Go through the records underneath and count the lines that include the string "JSON". Give nothing but the number.
:: PROVIDED DATA ::
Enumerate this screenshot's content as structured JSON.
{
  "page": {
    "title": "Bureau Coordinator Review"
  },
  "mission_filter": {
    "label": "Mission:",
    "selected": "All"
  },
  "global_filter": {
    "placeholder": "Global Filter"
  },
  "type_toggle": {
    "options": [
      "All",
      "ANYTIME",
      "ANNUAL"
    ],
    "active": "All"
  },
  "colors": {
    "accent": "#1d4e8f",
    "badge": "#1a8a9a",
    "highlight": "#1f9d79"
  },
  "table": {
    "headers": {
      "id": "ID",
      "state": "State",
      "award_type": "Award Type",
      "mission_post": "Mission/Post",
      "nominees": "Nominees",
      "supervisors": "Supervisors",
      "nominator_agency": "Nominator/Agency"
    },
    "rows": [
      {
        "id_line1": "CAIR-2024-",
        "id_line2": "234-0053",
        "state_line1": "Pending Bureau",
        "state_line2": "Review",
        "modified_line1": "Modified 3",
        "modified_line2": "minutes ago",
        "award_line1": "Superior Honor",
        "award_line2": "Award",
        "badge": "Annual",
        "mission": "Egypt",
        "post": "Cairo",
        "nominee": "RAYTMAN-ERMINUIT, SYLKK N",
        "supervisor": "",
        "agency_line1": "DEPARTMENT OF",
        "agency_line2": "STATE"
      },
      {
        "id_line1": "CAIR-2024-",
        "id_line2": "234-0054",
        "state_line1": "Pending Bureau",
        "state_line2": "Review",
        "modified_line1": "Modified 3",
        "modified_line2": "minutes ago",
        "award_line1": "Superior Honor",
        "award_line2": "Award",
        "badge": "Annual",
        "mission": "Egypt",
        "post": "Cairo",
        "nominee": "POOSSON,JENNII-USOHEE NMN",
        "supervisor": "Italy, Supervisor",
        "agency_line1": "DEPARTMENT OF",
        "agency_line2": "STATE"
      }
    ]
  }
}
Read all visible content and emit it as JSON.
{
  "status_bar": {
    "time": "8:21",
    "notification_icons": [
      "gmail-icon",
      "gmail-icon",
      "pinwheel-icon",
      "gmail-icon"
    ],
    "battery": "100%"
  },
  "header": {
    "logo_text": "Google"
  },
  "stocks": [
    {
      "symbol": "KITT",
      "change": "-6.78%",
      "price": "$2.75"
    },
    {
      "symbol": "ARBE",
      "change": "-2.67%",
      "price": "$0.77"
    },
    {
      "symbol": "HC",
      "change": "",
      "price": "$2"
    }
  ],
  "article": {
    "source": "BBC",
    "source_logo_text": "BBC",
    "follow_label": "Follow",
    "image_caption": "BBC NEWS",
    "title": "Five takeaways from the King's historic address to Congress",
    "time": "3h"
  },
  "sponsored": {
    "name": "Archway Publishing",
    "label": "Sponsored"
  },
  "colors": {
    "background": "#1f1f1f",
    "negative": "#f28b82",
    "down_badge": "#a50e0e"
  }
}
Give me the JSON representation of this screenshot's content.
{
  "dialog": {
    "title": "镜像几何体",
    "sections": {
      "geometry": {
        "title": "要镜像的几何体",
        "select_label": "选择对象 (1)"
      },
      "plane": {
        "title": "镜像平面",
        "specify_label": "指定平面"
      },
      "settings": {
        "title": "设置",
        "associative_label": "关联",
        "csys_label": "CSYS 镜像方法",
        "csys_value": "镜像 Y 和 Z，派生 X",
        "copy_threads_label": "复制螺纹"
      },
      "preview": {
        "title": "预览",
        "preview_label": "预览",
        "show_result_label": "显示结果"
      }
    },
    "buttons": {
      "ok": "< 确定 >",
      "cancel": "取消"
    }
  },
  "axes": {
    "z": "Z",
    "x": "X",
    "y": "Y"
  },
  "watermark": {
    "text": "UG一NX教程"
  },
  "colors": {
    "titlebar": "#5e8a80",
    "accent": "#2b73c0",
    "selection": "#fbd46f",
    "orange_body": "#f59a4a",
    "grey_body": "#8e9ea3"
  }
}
:::
RESPONSE TO THE TASK: 3